## What the task asks
Please repeat the lines starting at the one containing "y-axis-label: DOLLARS bbox=[39, 225, 53, 283]" and ending at the one containing "data-point-square bbox=[973, 110, 981, 118]", both included.

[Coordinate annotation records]
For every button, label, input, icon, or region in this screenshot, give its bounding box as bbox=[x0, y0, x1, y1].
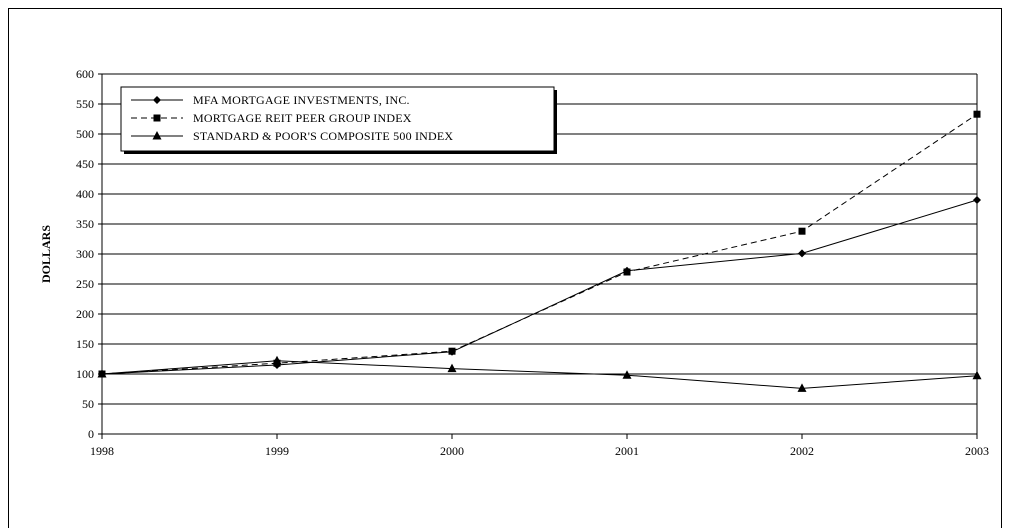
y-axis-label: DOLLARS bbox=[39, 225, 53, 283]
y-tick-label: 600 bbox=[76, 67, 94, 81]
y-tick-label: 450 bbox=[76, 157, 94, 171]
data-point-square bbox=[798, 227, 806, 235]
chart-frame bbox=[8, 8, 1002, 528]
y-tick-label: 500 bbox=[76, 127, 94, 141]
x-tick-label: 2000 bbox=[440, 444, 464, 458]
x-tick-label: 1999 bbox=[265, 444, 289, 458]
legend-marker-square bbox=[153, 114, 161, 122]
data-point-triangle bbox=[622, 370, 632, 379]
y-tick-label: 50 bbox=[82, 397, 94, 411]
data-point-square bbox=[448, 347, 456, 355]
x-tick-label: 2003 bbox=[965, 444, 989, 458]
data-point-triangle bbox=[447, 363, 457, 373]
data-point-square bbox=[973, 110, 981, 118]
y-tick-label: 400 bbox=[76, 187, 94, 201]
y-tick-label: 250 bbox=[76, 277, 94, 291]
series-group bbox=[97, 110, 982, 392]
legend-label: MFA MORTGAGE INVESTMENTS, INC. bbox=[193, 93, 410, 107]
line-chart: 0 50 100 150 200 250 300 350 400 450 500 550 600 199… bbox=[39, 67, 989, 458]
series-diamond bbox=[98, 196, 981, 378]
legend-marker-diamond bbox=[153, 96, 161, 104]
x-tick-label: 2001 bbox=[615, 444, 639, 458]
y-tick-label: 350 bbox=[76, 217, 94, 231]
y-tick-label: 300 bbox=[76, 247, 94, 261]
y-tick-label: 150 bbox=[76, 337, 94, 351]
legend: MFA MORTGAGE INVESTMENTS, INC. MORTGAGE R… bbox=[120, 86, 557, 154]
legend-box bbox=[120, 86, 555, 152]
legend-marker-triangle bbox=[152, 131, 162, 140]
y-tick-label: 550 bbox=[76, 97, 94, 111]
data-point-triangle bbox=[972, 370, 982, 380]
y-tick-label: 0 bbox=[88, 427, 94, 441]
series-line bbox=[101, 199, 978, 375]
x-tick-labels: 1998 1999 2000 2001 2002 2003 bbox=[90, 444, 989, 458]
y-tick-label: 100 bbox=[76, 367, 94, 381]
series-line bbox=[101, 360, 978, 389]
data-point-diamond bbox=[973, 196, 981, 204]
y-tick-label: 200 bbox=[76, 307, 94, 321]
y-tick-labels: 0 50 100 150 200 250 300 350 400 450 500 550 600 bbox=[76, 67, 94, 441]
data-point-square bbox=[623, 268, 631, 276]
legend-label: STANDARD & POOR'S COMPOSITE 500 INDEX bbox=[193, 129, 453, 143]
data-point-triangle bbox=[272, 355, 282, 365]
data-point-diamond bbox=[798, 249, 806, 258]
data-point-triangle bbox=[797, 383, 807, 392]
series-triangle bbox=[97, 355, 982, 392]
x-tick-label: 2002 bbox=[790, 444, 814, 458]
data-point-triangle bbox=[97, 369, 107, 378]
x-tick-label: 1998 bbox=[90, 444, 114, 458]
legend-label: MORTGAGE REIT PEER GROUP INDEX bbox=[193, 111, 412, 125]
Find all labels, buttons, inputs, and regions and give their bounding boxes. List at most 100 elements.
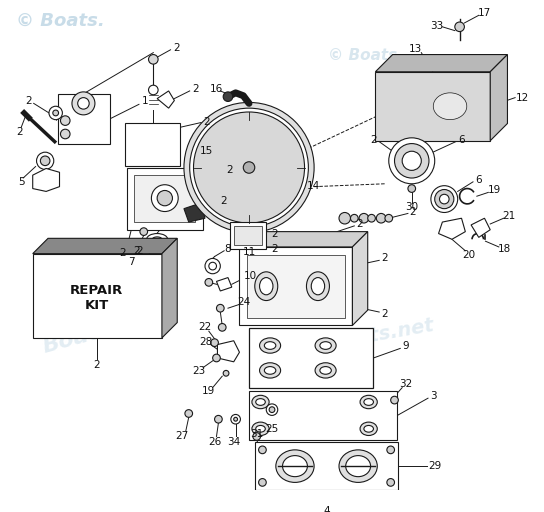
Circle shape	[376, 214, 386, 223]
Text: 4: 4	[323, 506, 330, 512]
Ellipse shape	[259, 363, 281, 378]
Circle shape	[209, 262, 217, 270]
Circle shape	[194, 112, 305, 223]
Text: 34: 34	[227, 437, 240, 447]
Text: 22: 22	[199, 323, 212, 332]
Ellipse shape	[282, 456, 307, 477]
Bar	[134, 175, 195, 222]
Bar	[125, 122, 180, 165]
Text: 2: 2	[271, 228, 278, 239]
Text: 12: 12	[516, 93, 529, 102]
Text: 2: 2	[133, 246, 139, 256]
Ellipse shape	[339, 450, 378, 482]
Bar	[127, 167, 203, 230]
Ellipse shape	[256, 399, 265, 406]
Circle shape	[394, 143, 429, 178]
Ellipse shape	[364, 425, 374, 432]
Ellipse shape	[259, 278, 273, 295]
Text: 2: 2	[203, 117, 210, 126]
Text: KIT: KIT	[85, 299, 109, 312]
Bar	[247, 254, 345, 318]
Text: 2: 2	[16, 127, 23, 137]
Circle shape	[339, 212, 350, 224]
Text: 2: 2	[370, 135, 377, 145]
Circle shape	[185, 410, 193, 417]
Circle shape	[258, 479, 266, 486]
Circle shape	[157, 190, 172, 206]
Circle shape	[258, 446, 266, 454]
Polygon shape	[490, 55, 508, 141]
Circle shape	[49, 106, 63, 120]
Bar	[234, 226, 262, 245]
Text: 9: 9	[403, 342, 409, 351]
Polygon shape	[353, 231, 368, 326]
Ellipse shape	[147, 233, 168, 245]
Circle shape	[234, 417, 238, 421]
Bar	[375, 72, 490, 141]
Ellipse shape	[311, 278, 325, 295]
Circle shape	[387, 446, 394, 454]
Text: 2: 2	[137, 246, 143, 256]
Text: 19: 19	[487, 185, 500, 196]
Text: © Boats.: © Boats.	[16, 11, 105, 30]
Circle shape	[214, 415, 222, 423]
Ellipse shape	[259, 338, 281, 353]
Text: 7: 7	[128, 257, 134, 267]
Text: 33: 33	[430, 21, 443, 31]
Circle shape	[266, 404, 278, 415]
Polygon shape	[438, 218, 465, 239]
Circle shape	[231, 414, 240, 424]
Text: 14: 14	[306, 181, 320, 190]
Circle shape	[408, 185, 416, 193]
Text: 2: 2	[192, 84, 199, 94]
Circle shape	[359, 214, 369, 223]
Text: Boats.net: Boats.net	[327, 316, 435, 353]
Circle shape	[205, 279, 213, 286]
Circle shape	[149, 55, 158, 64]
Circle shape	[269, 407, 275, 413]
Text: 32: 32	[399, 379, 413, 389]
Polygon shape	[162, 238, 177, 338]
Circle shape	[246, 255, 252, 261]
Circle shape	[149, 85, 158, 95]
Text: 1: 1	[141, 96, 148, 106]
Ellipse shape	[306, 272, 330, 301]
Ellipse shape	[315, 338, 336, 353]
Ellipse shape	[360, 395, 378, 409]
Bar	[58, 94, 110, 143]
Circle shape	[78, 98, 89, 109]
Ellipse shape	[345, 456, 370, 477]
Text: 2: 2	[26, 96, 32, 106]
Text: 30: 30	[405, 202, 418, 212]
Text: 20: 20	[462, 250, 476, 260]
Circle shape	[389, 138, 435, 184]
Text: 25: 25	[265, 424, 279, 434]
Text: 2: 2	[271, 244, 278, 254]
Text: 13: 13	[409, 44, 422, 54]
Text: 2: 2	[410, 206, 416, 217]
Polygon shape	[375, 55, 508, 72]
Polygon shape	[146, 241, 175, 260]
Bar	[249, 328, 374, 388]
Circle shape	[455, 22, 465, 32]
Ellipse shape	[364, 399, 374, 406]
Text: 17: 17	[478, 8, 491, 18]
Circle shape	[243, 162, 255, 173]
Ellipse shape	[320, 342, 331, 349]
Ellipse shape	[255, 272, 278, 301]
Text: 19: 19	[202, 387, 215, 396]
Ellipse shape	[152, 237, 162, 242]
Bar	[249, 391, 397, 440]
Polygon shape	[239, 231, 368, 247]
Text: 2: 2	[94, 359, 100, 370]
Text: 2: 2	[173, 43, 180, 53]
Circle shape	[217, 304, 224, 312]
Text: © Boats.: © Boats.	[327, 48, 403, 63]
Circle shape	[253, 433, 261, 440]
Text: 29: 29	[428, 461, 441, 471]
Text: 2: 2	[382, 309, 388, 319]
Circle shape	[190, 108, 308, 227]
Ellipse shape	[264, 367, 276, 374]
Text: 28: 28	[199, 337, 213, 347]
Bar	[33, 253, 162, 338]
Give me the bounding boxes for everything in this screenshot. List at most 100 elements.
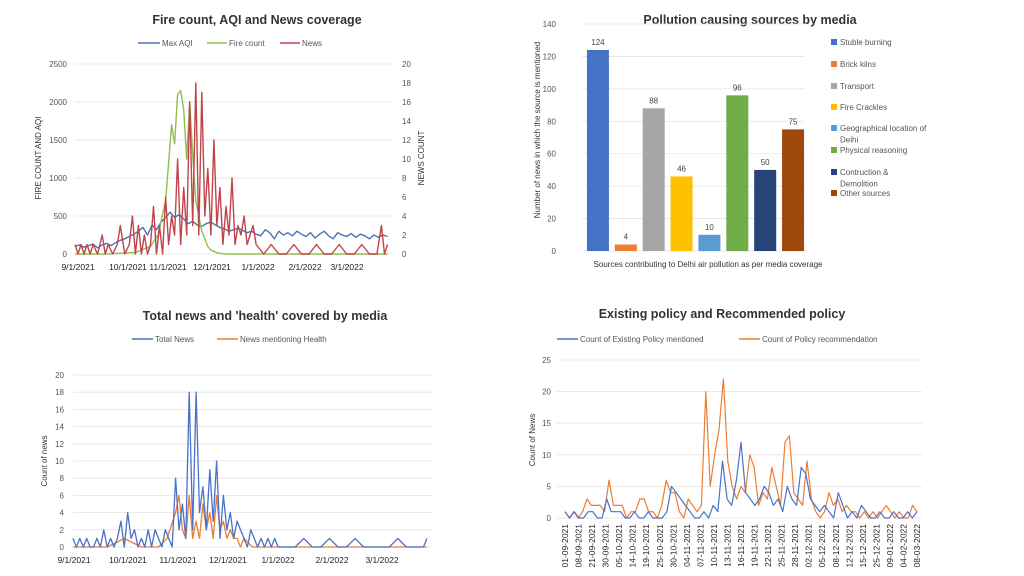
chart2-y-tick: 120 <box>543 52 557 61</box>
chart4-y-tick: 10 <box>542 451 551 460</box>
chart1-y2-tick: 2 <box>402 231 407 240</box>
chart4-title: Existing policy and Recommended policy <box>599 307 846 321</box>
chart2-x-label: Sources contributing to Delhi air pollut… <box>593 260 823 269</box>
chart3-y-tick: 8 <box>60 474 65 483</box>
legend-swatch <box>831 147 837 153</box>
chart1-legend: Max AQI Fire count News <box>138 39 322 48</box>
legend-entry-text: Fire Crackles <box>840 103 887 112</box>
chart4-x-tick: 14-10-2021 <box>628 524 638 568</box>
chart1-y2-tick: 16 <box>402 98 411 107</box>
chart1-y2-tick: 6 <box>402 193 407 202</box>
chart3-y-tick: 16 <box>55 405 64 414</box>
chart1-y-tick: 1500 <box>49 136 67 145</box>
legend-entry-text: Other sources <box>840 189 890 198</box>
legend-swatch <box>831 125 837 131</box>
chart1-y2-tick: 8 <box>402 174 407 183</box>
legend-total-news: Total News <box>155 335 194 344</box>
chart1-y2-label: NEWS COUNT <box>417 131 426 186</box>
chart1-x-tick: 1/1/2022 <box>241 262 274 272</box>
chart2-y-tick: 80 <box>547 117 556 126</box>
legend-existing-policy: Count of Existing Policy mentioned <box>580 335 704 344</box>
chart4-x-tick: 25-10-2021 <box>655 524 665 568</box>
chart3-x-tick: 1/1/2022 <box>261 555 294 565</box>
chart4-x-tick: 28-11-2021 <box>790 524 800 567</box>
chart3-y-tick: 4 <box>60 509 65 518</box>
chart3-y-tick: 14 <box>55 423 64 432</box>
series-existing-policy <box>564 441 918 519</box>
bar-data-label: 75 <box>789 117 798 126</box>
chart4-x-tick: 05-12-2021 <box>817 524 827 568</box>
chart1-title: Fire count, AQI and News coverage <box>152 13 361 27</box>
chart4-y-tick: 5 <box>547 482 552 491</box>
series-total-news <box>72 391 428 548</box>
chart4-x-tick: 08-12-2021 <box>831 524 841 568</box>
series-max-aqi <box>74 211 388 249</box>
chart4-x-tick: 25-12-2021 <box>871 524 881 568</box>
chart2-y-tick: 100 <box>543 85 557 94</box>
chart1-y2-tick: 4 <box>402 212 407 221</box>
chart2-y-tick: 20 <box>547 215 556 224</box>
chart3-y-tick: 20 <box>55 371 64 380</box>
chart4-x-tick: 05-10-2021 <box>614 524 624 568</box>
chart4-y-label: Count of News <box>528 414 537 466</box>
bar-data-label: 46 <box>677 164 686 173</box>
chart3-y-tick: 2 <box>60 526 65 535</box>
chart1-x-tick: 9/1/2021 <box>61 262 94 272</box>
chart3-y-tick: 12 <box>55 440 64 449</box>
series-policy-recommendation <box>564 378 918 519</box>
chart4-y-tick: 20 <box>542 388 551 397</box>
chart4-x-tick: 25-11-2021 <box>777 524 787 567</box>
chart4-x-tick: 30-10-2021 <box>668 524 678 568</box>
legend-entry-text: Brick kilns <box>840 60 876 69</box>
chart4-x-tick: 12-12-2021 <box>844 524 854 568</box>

## Exercise solution
y-axis-label: DOLLARS bbox=[39, 225, 53, 283]
y-tick-label: 600 bbox=[76, 67, 94, 81]
y-tick-label: 450 bbox=[76, 157, 94, 171]
data-point-square bbox=[798, 227, 806, 235]
chart-frame bbox=[8, 8, 1002, 528]
y-tick-label: 500 bbox=[76, 127, 94, 141]
x-tick-label: 2000 bbox=[440, 444, 464, 458]
x-tick-label: 1999 bbox=[265, 444, 289, 458]
legend-marker-square bbox=[153, 114, 161, 122]
data-point-triangle bbox=[622, 370, 632, 379]
y-tick-label: 50 bbox=[82, 397, 94, 411]
data-point-square bbox=[448, 347, 456, 355]
x-tick-label: 2003 bbox=[965, 444, 989, 458]
data-point-triangle bbox=[447, 363, 457, 373]
data-point-square bbox=[973, 110, 981, 118]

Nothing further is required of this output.